**Quoted text:**
Features | December 1, 2017 | By:

TenCate Geotube® dewatering technology contains dredged sediment and releases water waste. The process shrinks the volume of the remaining sediment and renders it into a solid, easy landfill transport. Photo: TenCate Geosynthetics Americas.

If you’ve had a glass of clean water today, you can likely thank a fabric-based product. Engineered fabrics, membranes and geosynthetics perform behind-the-scenes work to ensure that communities have access to adequate potable water and clean waterways. Creative fabric uses also hold promise in delivering clean water in emerging markets—a meteoric task considering that 783 million people don’t have access to this limited resource. From wastewater treatment to environmental remediation, fabrics offer flexible, cost-effective solutions worldwide more efficiently and economically (and more quickly) than many other materials.

A strong performance

Companies that are in the business of protecting and preserving the world’s limited water resources must meet numerous technical, performance and regulatory requirements. Cooley Group, Pawtucket, R.I., manufactures and distributes a variety of geomembranes used in the global potable-water market. These include reservoir covers and liners for primary and secondary water and wastewater containment, as well as cured-in-place piping membranes employed to reline leaking, aged or otherwise damaged water and sewage pipes.

In the United Arab Emirates, Cooley supplied its oil boom containment material for prophylactic protection of the sea water intake into a Dubai Electricity and Water Authority desalination facility. Along with keeping debris and other foreign matter out of the desalination operation, the Cooley geomembrane protects the facility against a potential oil spill in the Persian Gulf.

Typically used for crane load testing, Crane Test Water Bags from Heytex can also act as emergency storage containers for water and other fluids. The PVC-coated polyester fabric allows easy storage and transportation. Photo: Heytex Group.

Cooley specifically engineers membranes according to the performance needs of the application, a process that begins with selecting the best supporting textile. “As the physical property requirements of the membrane increase, so does the sophistication of the fabric construction, including higher tenacity yarns, higher sleys, rip stops, double picks and so on,” says Dan Dwight, Cooley Group president and CEO.

**Problem statement:** According to the article on fabrics and clean water, how many people lack access to clean water?

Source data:

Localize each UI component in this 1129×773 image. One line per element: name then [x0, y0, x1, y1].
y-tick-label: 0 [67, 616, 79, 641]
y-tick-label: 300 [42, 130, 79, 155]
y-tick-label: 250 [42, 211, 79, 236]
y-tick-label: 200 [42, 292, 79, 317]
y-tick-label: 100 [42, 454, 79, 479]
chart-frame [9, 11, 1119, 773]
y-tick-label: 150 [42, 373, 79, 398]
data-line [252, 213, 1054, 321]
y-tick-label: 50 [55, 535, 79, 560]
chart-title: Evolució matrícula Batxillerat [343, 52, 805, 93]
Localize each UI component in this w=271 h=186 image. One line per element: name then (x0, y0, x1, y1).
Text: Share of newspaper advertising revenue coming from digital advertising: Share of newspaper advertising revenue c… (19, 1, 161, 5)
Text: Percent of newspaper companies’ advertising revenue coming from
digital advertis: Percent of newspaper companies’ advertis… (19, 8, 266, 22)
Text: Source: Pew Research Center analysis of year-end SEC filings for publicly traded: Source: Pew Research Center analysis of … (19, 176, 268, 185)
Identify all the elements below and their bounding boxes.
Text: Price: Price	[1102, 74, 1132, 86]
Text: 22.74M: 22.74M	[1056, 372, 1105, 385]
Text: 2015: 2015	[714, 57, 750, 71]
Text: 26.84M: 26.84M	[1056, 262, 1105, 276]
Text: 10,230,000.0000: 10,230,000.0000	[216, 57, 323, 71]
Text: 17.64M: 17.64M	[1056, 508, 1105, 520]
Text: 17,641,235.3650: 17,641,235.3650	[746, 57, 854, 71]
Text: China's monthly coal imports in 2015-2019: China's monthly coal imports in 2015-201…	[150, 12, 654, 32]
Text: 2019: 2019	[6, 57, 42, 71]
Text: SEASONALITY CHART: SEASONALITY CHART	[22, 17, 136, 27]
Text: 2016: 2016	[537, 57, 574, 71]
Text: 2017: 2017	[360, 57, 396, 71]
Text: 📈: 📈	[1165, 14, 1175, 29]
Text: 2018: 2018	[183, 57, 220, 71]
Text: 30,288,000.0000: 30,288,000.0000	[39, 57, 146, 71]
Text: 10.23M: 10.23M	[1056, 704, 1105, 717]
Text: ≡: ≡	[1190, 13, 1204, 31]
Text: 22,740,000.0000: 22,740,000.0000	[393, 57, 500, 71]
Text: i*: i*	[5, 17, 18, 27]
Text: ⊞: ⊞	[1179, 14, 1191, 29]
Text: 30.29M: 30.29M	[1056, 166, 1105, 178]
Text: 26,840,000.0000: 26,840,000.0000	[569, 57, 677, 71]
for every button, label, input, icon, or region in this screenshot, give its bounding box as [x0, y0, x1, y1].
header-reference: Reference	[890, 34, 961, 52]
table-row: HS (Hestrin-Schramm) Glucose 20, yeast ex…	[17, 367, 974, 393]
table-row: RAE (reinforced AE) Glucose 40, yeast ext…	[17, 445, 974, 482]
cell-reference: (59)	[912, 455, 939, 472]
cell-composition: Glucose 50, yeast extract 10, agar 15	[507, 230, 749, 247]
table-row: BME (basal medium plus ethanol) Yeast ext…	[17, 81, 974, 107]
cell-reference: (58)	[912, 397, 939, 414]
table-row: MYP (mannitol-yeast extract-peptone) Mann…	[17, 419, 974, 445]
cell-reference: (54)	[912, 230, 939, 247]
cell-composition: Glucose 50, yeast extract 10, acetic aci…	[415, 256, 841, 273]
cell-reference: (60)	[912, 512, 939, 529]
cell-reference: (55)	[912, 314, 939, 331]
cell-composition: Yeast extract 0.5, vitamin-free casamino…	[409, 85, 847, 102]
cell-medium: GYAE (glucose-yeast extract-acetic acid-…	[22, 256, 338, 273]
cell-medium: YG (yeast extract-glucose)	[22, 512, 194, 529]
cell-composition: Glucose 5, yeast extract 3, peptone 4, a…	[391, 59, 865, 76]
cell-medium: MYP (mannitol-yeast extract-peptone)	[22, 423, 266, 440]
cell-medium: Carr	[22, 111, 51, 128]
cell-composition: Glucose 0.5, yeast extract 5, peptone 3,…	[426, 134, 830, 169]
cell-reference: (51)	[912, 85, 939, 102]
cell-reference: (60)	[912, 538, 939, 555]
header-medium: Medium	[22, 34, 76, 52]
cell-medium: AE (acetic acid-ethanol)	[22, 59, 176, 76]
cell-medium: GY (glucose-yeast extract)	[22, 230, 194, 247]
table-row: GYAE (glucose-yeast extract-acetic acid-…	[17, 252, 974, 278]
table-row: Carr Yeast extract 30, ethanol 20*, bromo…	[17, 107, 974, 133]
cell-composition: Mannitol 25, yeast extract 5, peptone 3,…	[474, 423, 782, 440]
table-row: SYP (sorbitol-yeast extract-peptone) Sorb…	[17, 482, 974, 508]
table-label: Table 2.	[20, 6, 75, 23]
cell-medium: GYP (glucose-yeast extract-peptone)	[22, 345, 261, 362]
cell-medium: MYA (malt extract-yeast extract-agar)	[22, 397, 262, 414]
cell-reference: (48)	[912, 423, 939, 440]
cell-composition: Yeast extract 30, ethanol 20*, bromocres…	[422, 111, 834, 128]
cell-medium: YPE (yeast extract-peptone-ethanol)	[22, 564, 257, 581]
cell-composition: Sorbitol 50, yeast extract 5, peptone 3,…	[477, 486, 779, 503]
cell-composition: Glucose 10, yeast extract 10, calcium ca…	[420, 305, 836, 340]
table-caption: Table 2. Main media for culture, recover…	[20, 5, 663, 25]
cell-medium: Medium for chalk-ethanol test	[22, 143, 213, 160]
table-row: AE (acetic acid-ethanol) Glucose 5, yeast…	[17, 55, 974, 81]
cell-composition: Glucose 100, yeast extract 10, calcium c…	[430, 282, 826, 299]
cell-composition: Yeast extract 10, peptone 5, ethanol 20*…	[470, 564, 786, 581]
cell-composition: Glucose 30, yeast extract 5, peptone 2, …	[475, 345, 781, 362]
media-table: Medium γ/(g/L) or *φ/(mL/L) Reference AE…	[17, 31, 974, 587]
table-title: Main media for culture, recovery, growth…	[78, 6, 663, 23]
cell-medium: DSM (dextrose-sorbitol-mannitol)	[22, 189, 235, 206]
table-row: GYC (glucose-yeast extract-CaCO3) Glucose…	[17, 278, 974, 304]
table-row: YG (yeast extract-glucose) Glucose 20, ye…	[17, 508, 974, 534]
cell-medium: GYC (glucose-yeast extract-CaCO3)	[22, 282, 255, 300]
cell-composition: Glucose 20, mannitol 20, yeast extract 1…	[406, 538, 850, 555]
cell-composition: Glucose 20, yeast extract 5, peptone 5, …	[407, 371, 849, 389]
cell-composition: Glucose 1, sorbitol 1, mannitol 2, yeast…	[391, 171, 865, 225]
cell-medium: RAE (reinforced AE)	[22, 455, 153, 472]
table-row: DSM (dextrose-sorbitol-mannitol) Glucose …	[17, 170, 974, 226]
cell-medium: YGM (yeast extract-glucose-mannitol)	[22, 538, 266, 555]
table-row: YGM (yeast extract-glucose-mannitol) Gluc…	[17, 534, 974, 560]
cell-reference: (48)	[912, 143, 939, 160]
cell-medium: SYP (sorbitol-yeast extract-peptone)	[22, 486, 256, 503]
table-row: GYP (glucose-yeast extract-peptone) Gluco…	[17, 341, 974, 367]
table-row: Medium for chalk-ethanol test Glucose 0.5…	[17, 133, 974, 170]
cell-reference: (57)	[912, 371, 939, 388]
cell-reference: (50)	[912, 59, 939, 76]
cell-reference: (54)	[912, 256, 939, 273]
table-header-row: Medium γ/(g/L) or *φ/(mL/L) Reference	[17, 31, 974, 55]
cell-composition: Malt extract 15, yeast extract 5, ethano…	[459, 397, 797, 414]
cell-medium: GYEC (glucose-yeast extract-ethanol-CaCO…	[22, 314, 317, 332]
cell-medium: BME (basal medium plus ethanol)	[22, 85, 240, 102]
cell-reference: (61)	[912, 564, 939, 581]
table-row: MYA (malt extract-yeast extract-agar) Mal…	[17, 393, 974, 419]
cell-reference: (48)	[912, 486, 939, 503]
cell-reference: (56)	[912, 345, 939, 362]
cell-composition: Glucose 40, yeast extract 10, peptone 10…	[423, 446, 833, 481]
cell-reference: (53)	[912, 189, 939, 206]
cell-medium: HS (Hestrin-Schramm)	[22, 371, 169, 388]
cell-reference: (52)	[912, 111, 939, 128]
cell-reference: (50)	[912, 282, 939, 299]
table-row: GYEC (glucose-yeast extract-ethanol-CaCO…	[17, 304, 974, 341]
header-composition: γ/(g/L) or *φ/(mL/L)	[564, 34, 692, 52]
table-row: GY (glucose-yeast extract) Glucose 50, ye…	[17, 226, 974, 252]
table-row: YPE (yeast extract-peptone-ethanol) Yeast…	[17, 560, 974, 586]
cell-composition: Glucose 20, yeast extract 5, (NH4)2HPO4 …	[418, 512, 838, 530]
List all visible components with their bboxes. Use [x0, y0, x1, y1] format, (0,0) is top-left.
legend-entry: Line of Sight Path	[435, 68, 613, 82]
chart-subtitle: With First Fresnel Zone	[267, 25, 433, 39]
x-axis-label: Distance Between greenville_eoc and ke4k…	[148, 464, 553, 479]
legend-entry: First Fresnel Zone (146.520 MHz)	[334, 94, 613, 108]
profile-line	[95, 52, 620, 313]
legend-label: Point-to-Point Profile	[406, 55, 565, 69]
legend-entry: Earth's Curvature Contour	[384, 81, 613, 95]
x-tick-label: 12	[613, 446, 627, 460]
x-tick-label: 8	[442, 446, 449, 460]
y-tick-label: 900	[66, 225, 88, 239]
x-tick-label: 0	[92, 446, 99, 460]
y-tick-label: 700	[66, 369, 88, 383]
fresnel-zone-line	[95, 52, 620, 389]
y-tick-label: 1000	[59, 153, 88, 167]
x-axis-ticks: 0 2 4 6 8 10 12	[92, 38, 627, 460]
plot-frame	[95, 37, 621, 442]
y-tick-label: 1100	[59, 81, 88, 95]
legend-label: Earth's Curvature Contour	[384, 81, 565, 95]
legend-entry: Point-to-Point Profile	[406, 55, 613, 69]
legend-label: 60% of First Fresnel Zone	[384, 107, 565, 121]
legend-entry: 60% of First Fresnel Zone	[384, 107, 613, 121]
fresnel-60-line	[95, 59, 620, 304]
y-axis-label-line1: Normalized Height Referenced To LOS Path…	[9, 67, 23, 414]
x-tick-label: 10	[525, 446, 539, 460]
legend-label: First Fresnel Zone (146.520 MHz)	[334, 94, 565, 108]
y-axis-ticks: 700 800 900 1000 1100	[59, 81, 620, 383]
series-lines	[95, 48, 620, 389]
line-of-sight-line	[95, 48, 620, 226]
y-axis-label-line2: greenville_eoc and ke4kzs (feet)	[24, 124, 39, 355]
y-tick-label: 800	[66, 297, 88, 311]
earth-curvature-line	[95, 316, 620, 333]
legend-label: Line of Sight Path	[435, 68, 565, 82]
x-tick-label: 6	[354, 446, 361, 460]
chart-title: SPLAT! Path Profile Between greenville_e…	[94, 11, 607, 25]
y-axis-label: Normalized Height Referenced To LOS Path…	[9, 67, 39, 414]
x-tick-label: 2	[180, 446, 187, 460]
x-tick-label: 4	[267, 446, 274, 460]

**Solution:** 783 million people.